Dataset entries
----------------------------------------

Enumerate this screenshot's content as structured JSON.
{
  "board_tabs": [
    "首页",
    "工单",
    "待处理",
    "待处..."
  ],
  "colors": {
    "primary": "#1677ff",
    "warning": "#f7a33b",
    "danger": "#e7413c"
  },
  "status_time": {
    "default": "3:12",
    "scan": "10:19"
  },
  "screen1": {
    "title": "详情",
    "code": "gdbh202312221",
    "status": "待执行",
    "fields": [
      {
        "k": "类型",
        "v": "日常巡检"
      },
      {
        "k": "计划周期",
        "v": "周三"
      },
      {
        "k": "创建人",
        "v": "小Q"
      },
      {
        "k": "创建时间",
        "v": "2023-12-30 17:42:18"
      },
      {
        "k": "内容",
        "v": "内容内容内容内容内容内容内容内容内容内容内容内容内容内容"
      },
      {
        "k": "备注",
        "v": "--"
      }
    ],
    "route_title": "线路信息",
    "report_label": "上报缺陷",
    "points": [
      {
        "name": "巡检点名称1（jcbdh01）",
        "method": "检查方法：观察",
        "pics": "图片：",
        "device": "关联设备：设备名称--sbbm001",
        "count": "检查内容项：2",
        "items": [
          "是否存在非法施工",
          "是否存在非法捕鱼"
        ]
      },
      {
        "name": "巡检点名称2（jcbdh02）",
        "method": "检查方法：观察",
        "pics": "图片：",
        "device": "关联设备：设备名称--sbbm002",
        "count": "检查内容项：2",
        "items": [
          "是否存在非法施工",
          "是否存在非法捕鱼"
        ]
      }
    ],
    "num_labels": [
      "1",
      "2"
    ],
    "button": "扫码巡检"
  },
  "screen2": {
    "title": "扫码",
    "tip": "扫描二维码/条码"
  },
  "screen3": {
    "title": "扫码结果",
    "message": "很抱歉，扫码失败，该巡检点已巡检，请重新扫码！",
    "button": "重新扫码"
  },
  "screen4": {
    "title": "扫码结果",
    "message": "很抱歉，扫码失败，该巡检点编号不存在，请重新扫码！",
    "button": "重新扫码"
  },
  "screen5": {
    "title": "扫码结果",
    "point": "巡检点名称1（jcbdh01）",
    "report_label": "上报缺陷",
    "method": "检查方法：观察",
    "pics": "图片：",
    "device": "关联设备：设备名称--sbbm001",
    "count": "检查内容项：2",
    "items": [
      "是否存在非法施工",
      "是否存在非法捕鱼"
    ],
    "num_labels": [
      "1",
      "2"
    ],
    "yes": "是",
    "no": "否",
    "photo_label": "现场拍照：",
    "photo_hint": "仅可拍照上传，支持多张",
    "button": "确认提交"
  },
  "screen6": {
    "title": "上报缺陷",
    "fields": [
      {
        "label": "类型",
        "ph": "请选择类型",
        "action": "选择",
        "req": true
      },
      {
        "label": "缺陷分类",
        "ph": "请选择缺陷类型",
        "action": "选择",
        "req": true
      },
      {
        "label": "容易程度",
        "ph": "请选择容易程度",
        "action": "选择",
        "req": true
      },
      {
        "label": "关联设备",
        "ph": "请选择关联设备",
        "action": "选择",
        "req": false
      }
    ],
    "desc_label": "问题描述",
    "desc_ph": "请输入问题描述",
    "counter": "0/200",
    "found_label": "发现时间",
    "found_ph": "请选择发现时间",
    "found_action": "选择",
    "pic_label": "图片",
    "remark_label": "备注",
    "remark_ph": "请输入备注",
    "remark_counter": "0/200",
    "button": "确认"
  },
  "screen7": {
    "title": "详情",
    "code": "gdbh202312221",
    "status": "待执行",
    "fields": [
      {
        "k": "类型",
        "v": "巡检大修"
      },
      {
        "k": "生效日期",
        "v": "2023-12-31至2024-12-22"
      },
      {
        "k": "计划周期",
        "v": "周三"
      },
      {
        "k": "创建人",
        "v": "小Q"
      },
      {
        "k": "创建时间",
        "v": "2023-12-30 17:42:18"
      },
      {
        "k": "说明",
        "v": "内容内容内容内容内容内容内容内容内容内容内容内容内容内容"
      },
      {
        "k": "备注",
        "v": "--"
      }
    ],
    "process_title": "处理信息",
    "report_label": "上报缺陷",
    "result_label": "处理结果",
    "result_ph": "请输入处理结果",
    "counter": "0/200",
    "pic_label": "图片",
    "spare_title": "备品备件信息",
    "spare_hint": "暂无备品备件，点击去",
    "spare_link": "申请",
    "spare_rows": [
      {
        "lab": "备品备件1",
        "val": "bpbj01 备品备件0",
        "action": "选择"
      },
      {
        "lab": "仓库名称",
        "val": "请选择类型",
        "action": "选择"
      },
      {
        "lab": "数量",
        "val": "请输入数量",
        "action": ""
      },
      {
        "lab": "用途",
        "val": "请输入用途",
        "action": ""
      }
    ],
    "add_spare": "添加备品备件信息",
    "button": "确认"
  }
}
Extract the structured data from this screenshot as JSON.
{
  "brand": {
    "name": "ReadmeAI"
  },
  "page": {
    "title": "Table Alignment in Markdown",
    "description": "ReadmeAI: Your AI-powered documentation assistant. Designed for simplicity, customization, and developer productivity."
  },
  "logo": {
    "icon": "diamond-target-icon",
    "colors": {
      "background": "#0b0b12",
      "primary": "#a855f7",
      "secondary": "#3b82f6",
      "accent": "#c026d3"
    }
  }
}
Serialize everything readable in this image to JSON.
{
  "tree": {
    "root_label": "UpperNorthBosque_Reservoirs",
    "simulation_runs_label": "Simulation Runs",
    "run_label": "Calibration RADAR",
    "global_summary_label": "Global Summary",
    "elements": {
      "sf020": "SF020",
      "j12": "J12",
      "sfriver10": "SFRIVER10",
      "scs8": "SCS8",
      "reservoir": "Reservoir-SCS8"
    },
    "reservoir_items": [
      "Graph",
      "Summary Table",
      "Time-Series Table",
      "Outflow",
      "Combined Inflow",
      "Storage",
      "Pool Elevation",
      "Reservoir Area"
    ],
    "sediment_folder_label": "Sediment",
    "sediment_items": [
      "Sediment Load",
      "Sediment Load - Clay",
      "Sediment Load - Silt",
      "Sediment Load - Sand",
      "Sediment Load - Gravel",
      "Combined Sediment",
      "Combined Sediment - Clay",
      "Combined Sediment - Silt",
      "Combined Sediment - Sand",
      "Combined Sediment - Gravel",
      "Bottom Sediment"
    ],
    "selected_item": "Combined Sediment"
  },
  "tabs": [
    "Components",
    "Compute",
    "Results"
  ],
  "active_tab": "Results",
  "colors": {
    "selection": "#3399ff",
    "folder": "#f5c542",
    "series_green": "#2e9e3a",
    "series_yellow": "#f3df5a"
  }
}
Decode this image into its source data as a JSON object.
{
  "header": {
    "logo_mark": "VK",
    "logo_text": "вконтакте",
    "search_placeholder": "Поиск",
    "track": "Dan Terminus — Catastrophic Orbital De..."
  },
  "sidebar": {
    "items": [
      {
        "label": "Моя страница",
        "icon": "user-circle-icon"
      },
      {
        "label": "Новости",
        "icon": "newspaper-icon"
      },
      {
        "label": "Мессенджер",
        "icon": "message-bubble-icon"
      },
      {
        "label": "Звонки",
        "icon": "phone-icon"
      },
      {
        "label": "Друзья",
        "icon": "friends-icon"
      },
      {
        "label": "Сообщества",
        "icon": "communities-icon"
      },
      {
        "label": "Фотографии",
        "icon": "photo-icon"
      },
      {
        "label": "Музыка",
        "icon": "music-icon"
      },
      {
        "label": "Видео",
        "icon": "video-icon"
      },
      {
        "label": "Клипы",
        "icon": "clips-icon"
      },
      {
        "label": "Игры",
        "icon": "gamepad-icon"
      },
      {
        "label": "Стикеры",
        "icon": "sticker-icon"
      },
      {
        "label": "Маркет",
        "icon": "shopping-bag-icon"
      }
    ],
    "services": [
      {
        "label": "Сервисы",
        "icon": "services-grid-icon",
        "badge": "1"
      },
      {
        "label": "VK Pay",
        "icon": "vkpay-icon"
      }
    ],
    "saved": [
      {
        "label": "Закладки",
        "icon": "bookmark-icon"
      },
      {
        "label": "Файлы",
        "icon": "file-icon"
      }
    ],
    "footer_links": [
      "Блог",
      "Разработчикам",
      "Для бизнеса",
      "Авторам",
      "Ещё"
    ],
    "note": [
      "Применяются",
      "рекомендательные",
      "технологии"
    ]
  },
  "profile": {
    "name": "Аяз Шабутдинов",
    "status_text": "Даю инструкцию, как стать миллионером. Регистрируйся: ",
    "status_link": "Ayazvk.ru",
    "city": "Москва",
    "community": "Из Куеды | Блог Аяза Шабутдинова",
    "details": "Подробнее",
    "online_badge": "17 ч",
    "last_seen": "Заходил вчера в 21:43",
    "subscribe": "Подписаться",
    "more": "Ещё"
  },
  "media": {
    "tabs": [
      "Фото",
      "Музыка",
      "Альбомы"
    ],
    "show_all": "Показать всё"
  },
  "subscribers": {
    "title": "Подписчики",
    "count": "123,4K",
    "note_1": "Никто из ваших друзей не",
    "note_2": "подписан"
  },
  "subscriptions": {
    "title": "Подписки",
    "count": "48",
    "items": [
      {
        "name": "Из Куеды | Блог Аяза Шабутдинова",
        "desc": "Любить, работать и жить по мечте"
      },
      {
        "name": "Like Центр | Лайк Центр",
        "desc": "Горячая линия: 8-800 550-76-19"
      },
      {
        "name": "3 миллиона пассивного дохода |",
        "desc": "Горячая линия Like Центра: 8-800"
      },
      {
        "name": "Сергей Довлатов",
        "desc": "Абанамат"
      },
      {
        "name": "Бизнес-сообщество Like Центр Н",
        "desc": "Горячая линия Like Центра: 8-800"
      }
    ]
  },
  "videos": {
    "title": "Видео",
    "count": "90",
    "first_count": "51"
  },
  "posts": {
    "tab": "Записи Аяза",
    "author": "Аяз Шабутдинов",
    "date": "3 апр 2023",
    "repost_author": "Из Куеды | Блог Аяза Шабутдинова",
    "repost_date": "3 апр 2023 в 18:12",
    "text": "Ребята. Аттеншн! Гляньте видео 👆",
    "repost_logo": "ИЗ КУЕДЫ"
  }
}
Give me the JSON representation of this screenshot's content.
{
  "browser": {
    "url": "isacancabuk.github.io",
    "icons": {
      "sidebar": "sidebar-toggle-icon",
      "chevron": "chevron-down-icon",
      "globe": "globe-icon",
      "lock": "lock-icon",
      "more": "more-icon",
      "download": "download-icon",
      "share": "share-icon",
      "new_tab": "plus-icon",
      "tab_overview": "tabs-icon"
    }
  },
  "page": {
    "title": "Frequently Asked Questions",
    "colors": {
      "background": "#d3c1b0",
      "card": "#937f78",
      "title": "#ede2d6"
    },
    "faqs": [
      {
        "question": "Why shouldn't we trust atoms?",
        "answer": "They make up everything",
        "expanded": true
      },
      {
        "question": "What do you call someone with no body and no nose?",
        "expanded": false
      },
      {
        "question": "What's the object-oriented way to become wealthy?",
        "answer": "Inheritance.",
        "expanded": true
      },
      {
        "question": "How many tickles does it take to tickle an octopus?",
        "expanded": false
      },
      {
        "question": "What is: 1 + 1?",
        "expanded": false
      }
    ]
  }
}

----------------------------------------

- Given problem -
All lines of the data above that include the word "Gravel" must be shown.

- Completed task -
      "Sediment Load - Gravel",
      "Combined Sediment - Gravel",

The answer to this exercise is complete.